■ Goal 1
Answer these questions from the Arthur Levitt Sr. biography, each on its own line:
(a) In what place was Levitt born?
(b) During which years did he serve on the New York State Board of Education?
(c) Who defeated him in the 1961 Democratic primary for mayor of New York City?

■ Source excerpt
# # # # # # #
Arthur Levitt Sr. (June 28, 1900 – May 6, 1980) was an American lawyer and politician who served as the 50th New York State Comptroller.

Early life
Levitt was born in Brooklyn in 1900. He served in the U.S. Army in World War I and World War II, finishing the latter as a colonel. After leaving the military, he earned degrees from Columbia University and Columbia Law School. While attending Columbia College, Levitt was initiated into the Alpha Chapter of Phi Sigma Delta which later merged into Zeta Beta Tau Fraternity.

Career 
Levitt served on the New York State Board of Education from 1952 to 1954.

Levitt was New York State comptroller from 1955 to 1978, elected on the Democratic and Liberal tickets in 1954, 1958, 1962, 1966, 1970 and 1974, the longest-serving person in this office. He was a delegate to the 1956, 1960 and 1964 Democratic National Conventions.

In 1961, he was the Tammany Hall regular candidate for the Democratic nomination for mayor of New York City, but was defeated in the primary by incumbent Mayor Robert F. Wagner Jr. who had broken with Tammany's leader, Carmine DeSapio.
# # # # # # #
■ Goal 2
From the rows, reproduce verbatim the lines between the one holding "x-tick-label-2020: 2020 <box>1159" and the one holding "y-tick-label-80: 80 <box>6 111 35 141</box>", inclusive.
# # # # # # #
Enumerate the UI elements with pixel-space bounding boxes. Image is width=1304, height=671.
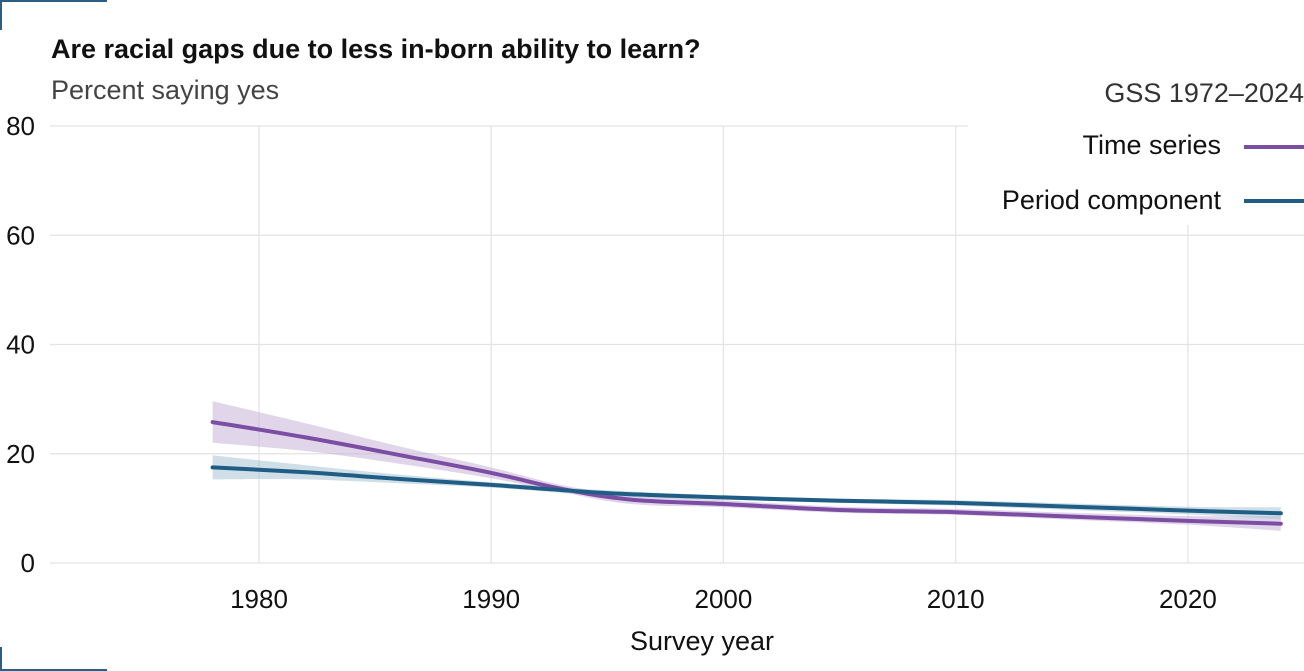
x-tick-label-2020: 2020 <box>1159 584 1217 614</box>
y-tick-label-40: 40 <box>6 330 35 360</box>
chart-subtitle: Percent saying yes <box>51 75 280 105</box>
legend-label-time-series: Time series <box>1082 130 1221 160</box>
x-tick-label-1980: 1980 <box>230 584 288 614</box>
legend-swatch-period-component <box>1244 199 1304 203</box>
frame-corner-top-left <box>0 0 107 30</box>
legend-swatch-time-series <box>1244 145 1304 149</box>
x-tick-label-1990: 1990 <box>462 584 520 614</box>
frame-corner-bottom-left <box>0 647 107 671</box>
legend-backdrop <box>968 60 1304 225</box>
x-axis-title: Survey year <box>630 626 774 656</box>
y-tick-label-0: 0 <box>21 548 35 578</box>
legend-title: GSS 1972–2024 <box>1104 78 1304 108</box>
y-tick-label-80: 80 <box>6 111 35 141</box>
chart-title: Are racial gaps due to less in-born abil… <box>51 34 701 64</box>
x-tick-label-2000: 2000 <box>695 584 753 614</box>
y-tick-label-20: 20 <box>6 439 35 469</box>
series-line-1 <box>210 465 1283 516</box>
y-tick-label-60: 60 <box>6 220 35 250</box>
series-line-0 <box>210 420 1283 526</box>
x-tick-label-2010: 2010 <box>927 584 985 614</box>
legend-label-period-component: Period component <box>1001 185 1221 215</box>
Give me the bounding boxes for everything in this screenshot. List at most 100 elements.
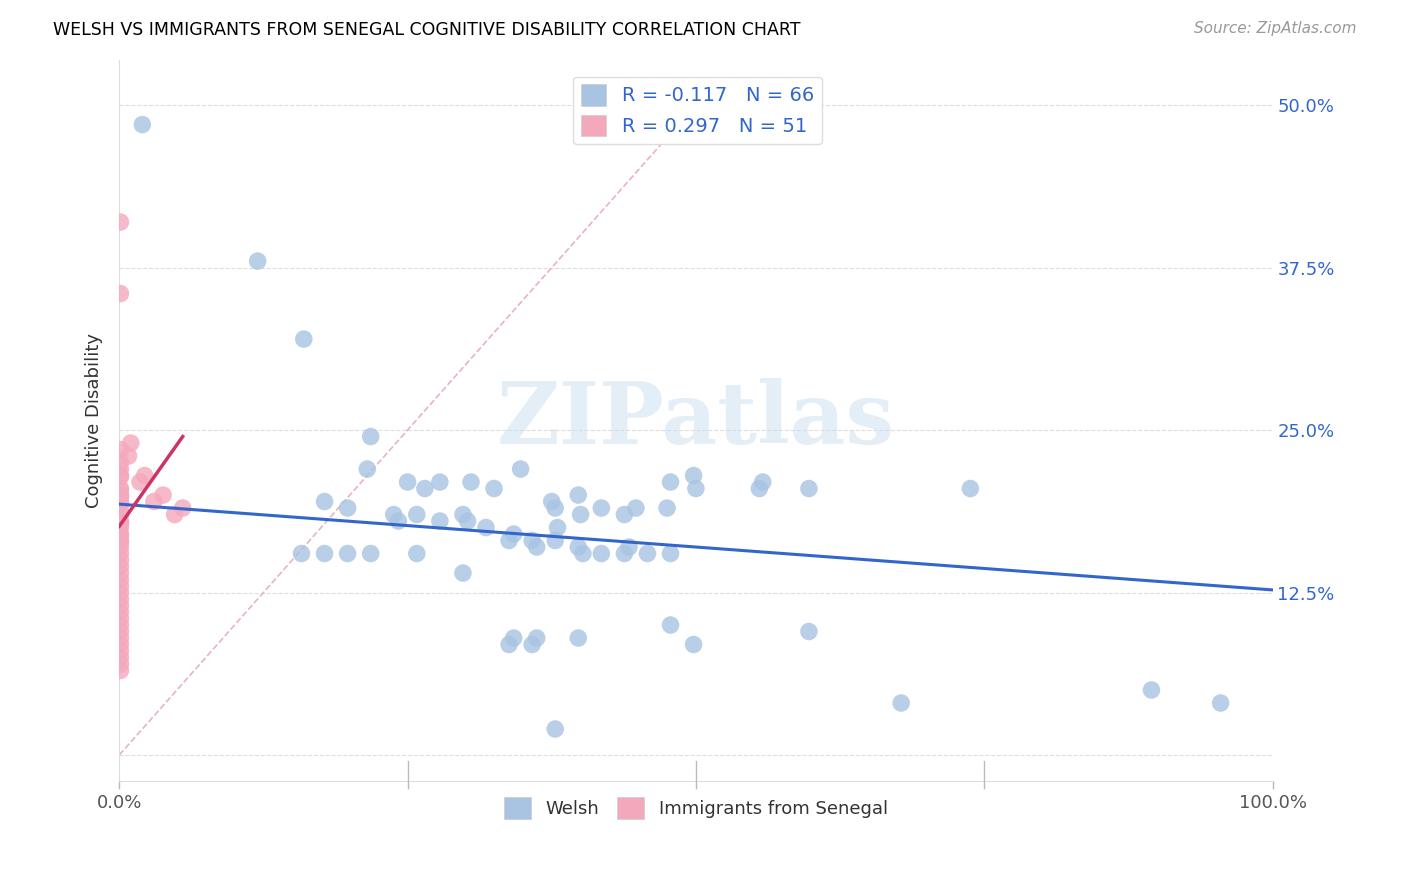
Point — [290, 547, 312, 561]
Point — [110, 501, 132, 516]
Point — [129, 475, 152, 489]
Point — [624, 501, 647, 516]
Point — [110, 528, 132, 542]
Point — [498, 638, 520, 652]
Point — [502, 527, 524, 541]
Point — [959, 482, 981, 496]
Point — [451, 508, 474, 522]
Point — [110, 553, 132, 567]
Point — [567, 540, 589, 554]
Point — [110, 494, 132, 508]
Point — [797, 482, 820, 496]
Point — [110, 664, 132, 678]
Point — [110, 215, 132, 229]
Point — [246, 254, 269, 268]
Point — [110, 547, 132, 561]
Point — [682, 468, 704, 483]
Point — [110, 527, 132, 541]
Point — [509, 462, 531, 476]
Point — [567, 631, 589, 645]
Point — [659, 475, 682, 489]
Point — [502, 631, 524, 645]
Point — [110, 559, 132, 574]
Point — [336, 501, 359, 516]
Point — [544, 501, 567, 516]
Point — [890, 696, 912, 710]
Point — [110, 624, 132, 639]
Point — [544, 722, 567, 736]
Point — [110, 508, 132, 522]
Point — [110, 534, 132, 549]
Point — [110, 516, 132, 531]
Point — [314, 547, 336, 561]
Text: Source: ZipAtlas.com: Source: ZipAtlas.com — [1194, 21, 1357, 36]
Point — [396, 475, 419, 489]
Point — [613, 547, 636, 561]
Point — [110, 592, 132, 607]
Point — [540, 494, 562, 508]
Point — [685, 482, 707, 496]
Point — [382, 508, 405, 522]
Point — [110, 605, 132, 619]
Point — [131, 118, 153, 132]
Point — [110, 540, 132, 554]
Point — [134, 468, 156, 483]
Point — [110, 566, 132, 580]
Point — [120, 436, 142, 450]
Point — [110, 638, 132, 652]
Point — [659, 618, 682, 632]
Point — [682, 638, 704, 652]
Point — [405, 508, 427, 522]
Point — [110, 482, 132, 496]
Point — [752, 475, 775, 489]
Text: ZIPatlas: ZIPatlas — [496, 378, 894, 462]
Point — [110, 462, 132, 476]
Point — [636, 547, 658, 561]
Point — [520, 638, 543, 652]
Point — [460, 475, 482, 489]
Point — [110, 483, 132, 497]
Point — [117, 449, 139, 463]
Point — [413, 482, 436, 496]
Point — [572, 547, 595, 561]
Point — [152, 488, 174, 502]
Point — [569, 508, 592, 522]
Point — [142, 494, 165, 508]
Point — [498, 533, 520, 548]
Point — [110, 533, 132, 548]
Point — [110, 468, 132, 483]
Point — [520, 533, 543, 548]
Point — [591, 547, 613, 561]
Point — [110, 657, 132, 671]
Point — [110, 496, 132, 510]
Point — [314, 494, 336, 508]
Point — [110, 644, 132, 658]
Point — [110, 516, 132, 530]
Point — [110, 470, 132, 484]
Point — [360, 429, 382, 443]
Point — [172, 501, 194, 516]
Y-axis label: Cognitive Disability: Cognitive Disability — [86, 333, 103, 508]
Point — [110, 514, 132, 528]
Point — [591, 501, 613, 516]
Point — [544, 533, 567, 548]
Point — [110, 442, 132, 457]
Point — [163, 508, 186, 522]
Point — [110, 489, 132, 503]
Point — [547, 520, 569, 534]
Point — [457, 514, 479, 528]
Point — [475, 520, 498, 534]
Point — [659, 547, 682, 561]
Point — [797, 624, 820, 639]
Point — [451, 566, 474, 580]
Point — [110, 631, 132, 645]
Point — [110, 579, 132, 593]
Point — [748, 482, 770, 496]
Point — [110, 488, 132, 502]
Point — [110, 650, 132, 665]
Point — [360, 547, 382, 561]
Point — [429, 514, 451, 528]
Point — [336, 547, 359, 561]
Point — [526, 631, 548, 645]
Point — [526, 540, 548, 554]
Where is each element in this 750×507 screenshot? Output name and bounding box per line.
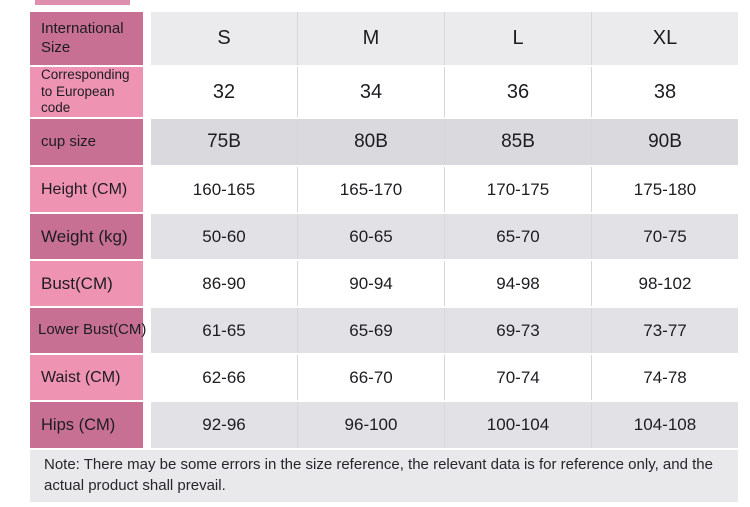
table-cell: 90-94 bbox=[297, 261, 444, 306]
table-cell: 98-102 bbox=[591, 261, 738, 306]
table-cell: 86-90 bbox=[151, 261, 297, 306]
table-row: Height (CM) 160-165 165-170 170-175 175-… bbox=[30, 167, 738, 212]
table-row: Lower Bust(CM) 61-65 65-69 69-73 73-77 bbox=[30, 308, 738, 353]
row-header-waist: Waist (CM) bbox=[30, 355, 143, 400]
table-cell: 75B bbox=[151, 119, 297, 165]
table-cell: 32 bbox=[151, 67, 297, 117]
row-header-cup-size: cup size bbox=[30, 119, 143, 165]
table-cell: 92-96 bbox=[151, 402, 297, 448]
row-values: 61-65 65-69 69-73 73-77 bbox=[151, 308, 738, 353]
table-cell: 65-69 bbox=[297, 308, 444, 353]
row-header-height: Height (CM) bbox=[30, 167, 143, 212]
row-values: 32 34 36 38 bbox=[151, 67, 738, 117]
table-cell: 94-98 bbox=[444, 261, 591, 306]
row-values: 50-60 60-65 65-70 70-75 bbox=[151, 214, 738, 259]
top-strip-decoration bbox=[35, 0, 130, 5]
table-cell: 74-78 bbox=[591, 355, 738, 400]
table-row: Weight (kg) 50-60 60-65 65-70 70-75 bbox=[30, 214, 738, 259]
table-row: Bust(CM) 86-90 90-94 94-98 98-102 bbox=[30, 261, 738, 306]
table-cell: 38 bbox=[591, 67, 738, 117]
table-cell: 160-165 bbox=[151, 167, 297, 212]
row-values: S M L XL bbox=[151, 12, 738, 65]
table-cell: 170-175 bbox=[444, 167, 591, 212]
table-cell: 66-70 bbox=[297, 355, 444, 400]
column-header-l: L bbox=[444, 12, 591, 65]
table-row: Corresponding to European code 32 34 36 … bbox=[30, 67, 738, 117]
column-header-m: M bbox=[297, 12, 444, 65]
row-header-european-code: Corresponding to European code bbox=[30, 67, 143, 117]
table-cell: 69-73 bbox=[444, 308, 591, 353]
row-header-international-size: International Size bbox=[30, 12, 143, 65]
table-cell: 85B bbox=[444, 119, 591, 165]
table-cell: 60-65 bbox=[297, 214, 444, 259]
row-header-lower-bust: Lower Bust(CM) bbox=[30, 308, 146, 353]
table-cell: 73-77 bbox=[591, 308, 738, 353]
table-cell: 62-66 bbox=[151, 355, 297, 400]
table-cell: 104-108 bbox=[591, 402, 738, 448]
row-values: 160-165 165-170 170-175 175-180 bbox=[151, 167, 738, 212]
table-cell: 61-65 bbox=[151, 308, 297, 353]
table-row: Hips (CM) 92-96 96-100 100-104 104-108 bbox=[30, 402, 738, 448]
table-cell: 70-75 bbox=[591, 214, 738, 259]
column-header-xl: XL bbox=[591, 12, 738, 65]
row-values: 75B 80B 85B 90B bbox=[151, 119, 738, 165]
table-cell: 34 bbox=[297, 67, 444, 117]
table-row: Waist (CM) 62-66 66-70 70-74 74-78 bbox=[30, 355, 738, 400]
size-table: International Size S M L XL Correspondin… bbox=[30, 12, 738, 502]
table-cell: 50-60 bbox=[151, 214, 297, 259]
row-header-weight: Weight (kg) bbox=[30, 214, 143, 259]
row-values: 62-66 66-70 70-74 74-78 bbox=[151, 355, 738, 400]
table-cell: 165-170 bbox=[297, 167, 444, 212]
table-cell: 70-74 bbox=[444, 355, 591, 400]
table-row: cup size 75B 80B 85B 90B bbox=[30, 119, 738, 165]
column-header-s: S bbox=[151, 12, 297, 65]
table-cell: 175-180 bbox=[591, 167, 738, 212]
size-reference-note: Note: There may be some errors in the si… bbox=[30, 450, 738, 502]
row-header-hips: Hips (CM) bbox=[30, 402, 143, 448]
table-cell: 90B bbox=[591, 119, 738, 165]
table-cell: 96-100 bbox=[297, 402, 444, 448]
table-cell: 80B bbox=[297, 119, 444, 165]
row-values: 86-90 90-94 94-98 98-102 bbox=[151, 261, 738, 306]
table-cell: 100-104 bbox=[444, 402, 591, 448]
table-row: International Size S M L XL bbox=[30, 12, 738, 65]
table-cell: 36 bbox=[444, 67, 591, 117]
table-cell: 65-70 bbox=[444, 214, 591, 259]
row-header-bust: Bust(CM) bbox=[30, 261, 143, 306]
row-values: 92-96 96-100 100-104 104-108 bbox=[151, 402, 738, 448]
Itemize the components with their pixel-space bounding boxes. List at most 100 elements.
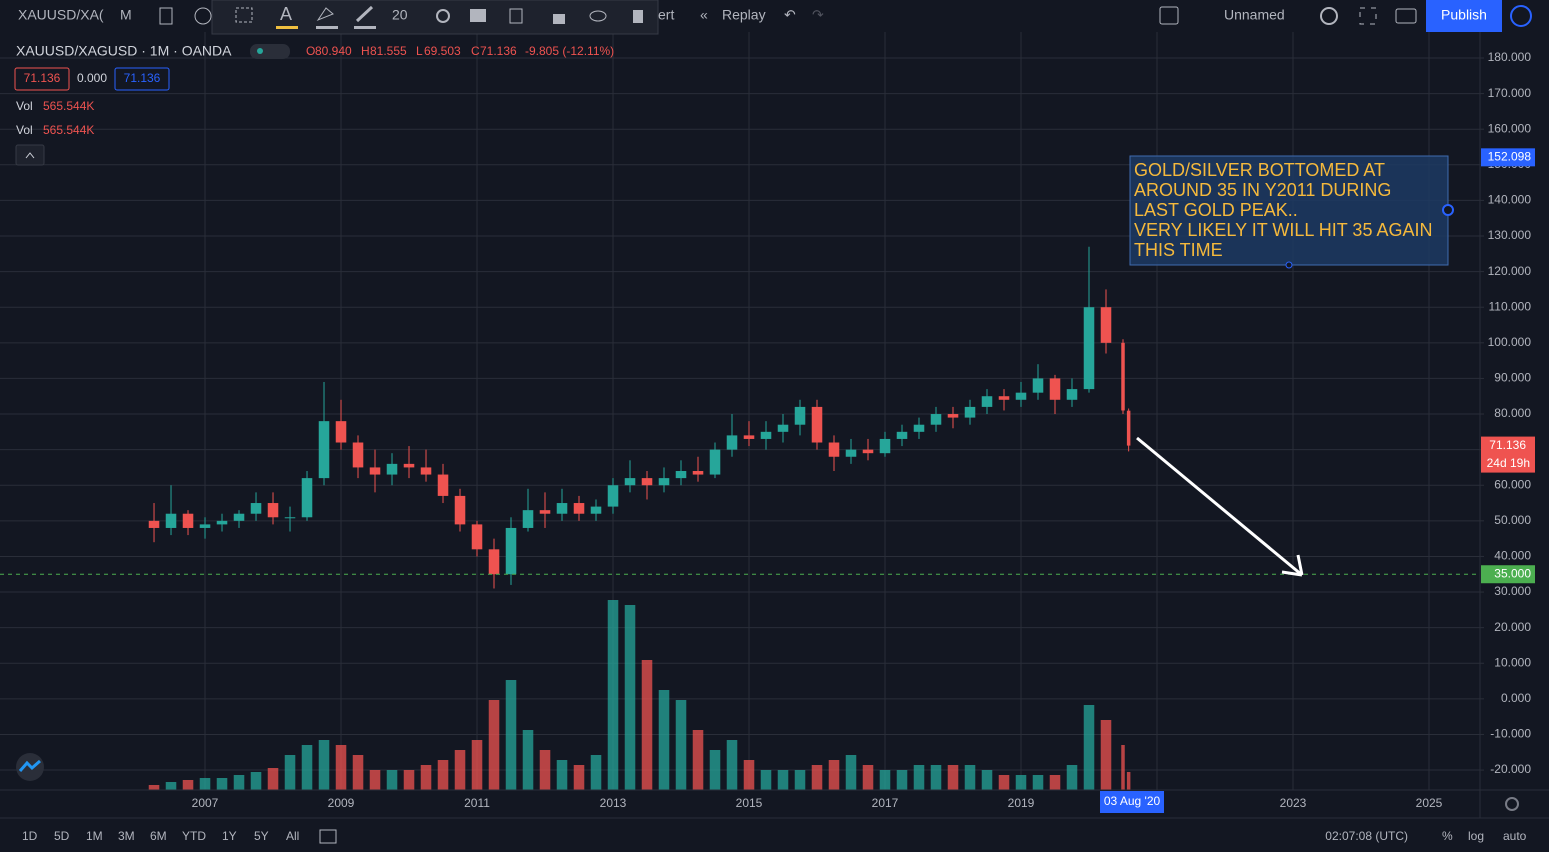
- range-button[interactable]: 1M: [86, 829, 103, 843]
- volume-bar: [1083, 705, 1095, 790]
- clone-tool[interactable]: [509, 8, 523, 24]
- range-button[interactable]: 5Y: [254, 829, 269, 843]
- line-tool[interactable]: [355, 5, 374, 23]
- volume-bar: [556, 760, 568, 790]
- y-tick-label: 120.000: [1488, 264, 1532, 278]
- publish-label[interactable]: Publish: [1441, 7, 1487, 23]
- price-label-bg: [1481, 148, 1535, 167]
- range-button[interactable]: All: [286, 829, 299, 843]
- candle-body: [794, 406, 806, 425]
- tv-logo-mark: [18, 759, 41, 772]
- crosshair-time: 03 Aug '20: [1104, 794, 1161, 808]
- candle-body: [675, 470, 687, 479]
- volume-bar: [794, 770, 806, 790]
- candle-body: [811, 406, 823, 443]
- fill-color: [316, 26, 338, 29]
- select-tool[interactable]: [235, 7, 253, 23]
- font-size[interactable]: 20: [392, 7, 408, 23]
- volume-bar: [641, 660, 653, 790]
- range-button[interactable]: YTD: [182, 829, 206, 843]
- collapse-legend[interactable]: [15, 144, 45, 166]
- vol-label: Vol: [16, 123, 33, 137]
- countdown: 24d 19h: [1487, 456, 1530, 470]
- layout-name[interactable]: Unnamed: [1224, 7, 1285, 23]
- snapshot-button[interactable]: [1395, 8, 1417, 24]
- y-tick-label: 130.000: [1488, 228, 1532, 242]
- annotation-handle[interactable]: [1442, 204, 1454, 216]
- x-tick-label: 2023: [1280, 796, 1307, 810]
- volume-bar: [454, 750, 466, 790]
- candle-body: [199, 524, 211, 528]
- date-range-button[interactable]: [319, 829, 337, 844]
- volume-bar: [1126, 771, 1131, 790]
- text-tool[interactable]: A: [280, 4, 292, 24]
- badge-left: [14, 67, 70, 91]
- legend-title: XAUUSD/XAGUSD · 1M · OANDA: [16, 43, 232, 59]
- fullscreen-button[interactable]: [1359, 7, 1377, 25]
- candle-body: [420, 467, 432, 475]
- range-button[interactable]: 1D: [22, 829, 38, 843]
- replay-button[interactable]: Replay: [722, 7, 766, 23]
- plot-area: [0, 32, 1480, 790]
- volume-bar: [1049, 775, 1061, 790]
- replay-play[interactable]: [1510, 5, 1532, 27]
- publish-button[interactable]: [1426, 0, 1502, 32]
- price-label-bg: [1481, 565, 1535, 584]
- hide-tool[interactable]: [589, 10, 607, 22]
- candle-body: [437, 474, 449, 496]
- range-button[interactable]: 1Y: [222, 829, 237, 843]
- volume-bar: [301, 745, 313, 790]
- auto-toggle[interactable]: auto: [1503, 829, 1527, 843]
- volume-bar: [233, 775, 245, 790]
- range-button[interactable]: 3M: [118, 829, 135, 843]
- candle-body: [947, 414, 959, 418]
- log-toggle[interactable]: log: [1468, 829, 1484, 843]
- alert-button[interactable]: ert: [658, 7, 674, 23]
- range-button[interactable]: 5D: [54, 829, 70, 843]
- y-tick-label: 160.000: [1488, 121, 1532, 135]
- chart-type-button[interactable]: [159, 7, 173, 25]
- candle-body: [216, 520, 228, 525]
- volume-bar: [692, 730, 704, 790]
- candle-body: [590, 506, 602, 514]
- layers-tool[interactable]: [470, 9, 486, 22]
- annotation-box[interactable]: [1129, 155, 1449, 266]
- settings-tool[interactable]: [436, 9, 450, 23]
- percent-toggle[interactable]: %: [1442, 829, 1453, 843]
- price-label: 152.098: [1488, 150, 1532, 164]
- indicators-button[interactable]: [194, 7, 212, 25]
- y-tick-label: 90.000: [1494, 371, 1531, 385]
- interval-button[interactable]: M: [120, 7, 132, 23]
- candle-body: [454, 495, 466, 525]
- volume-bar: [1121, 745, 1125, 790]
- y-tick-label: -20.000: [1490, 762, 1531, 776]
- symbol-button[interactable]: XAUUSD/XA(: [18, 7, 104, 23]
- y-tick-label: 0.000: [1501, 691, 1531, 705]
- x-tick-label: 2019: [1008, 796, 1035, 810]
- redo-button[interactable]: ↷: [812, 7, 824, 23]
- fill-tool[interactable]: [316, 7, 334, 22]
- volume-bar: [471, 740, 483, 790]
- range-button[interactable]: 6M: [150, 829, 167, 843]
- settings-button[interactable]: [1320, 7, 1338, 25]
- lock-tool[interactable]: [553, 14, 565, 24]
- candle-body: [1083, 307, 1095, 390]
- undo-button[interactable]: ↶: [784, 7, 796, 23]
- volume-bar: [930, 765, 942, 790]
- volume-bar: [369, 770, 381, 790]
- volume-bar: [165, 782, 177, 790]
- candle-body: [233, 513, 245, 521]
- vol-label: Vol: [16, 99, 33, 113]
- legend-l-label: L: [416, 44, 423, 58]
- annotation-line: AROUND 35 IN Y2011 DURING: [1134, 180, 1391, 200]
- delete-tool[interactable]: [633, 10, 643, 23]
- annotation-handle[interactable]: [1285, 261, 1293, 269]
- volume-bar: [522, 730, 534, 790]
- candle-body: [369, 467, 381, 475]
- layout-button[interactable]: [1159, 6, 1179, 25]
- volume-bar: [1100, 720, 1112, 790]
- candle-body: [386, 463, 398, 475]
- candle-body: [913, 424, 925, 432]
- axis-settings[interactable]: [1505, 797, 1519, 811]
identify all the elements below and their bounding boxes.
# # # # # # #
■ Final answer 1
(a) Brooklyn
(b) 1952 to 1954
(c) Robert F. Wagner Jr.

■ Final answer 2
x-tick-label-2020: 2020 <box>1159 584 1217 614</box>
y-tick-label-40: 40 <box>6 330 35 360</box>
chart-subtitle: Percent saying yes <box>51 75 280 105</box>
legend-label-time-series: Time series <box>1082 130 1221 160</box>
x-tick-label-1980: 1980 <box>230 584 288 614</box>
legend-swatch-period-component <box>1244 199 1304 203</box>
frame-corner-top-left <box>0 0 107 30</box>
legend-swatch-time-series <box>1244 145 1304 149</box>
x-tick-label-1990: 1990 <box>462 584 520 614</box>
frame-corner-bottom-left <box>0 647 107 671</box>
legend-backdrop <box>968 60 1304 225</box>
x-axis-title: Survey year <box>630 626 774 656</box>
y-tick-label-0: 0 <box>21 548 35 578</box>
legend-title: GSS 1972–2024 <box>1104 78 1304 108</box>
y-tick-label-80: 80 <box>6 111 35 141</box>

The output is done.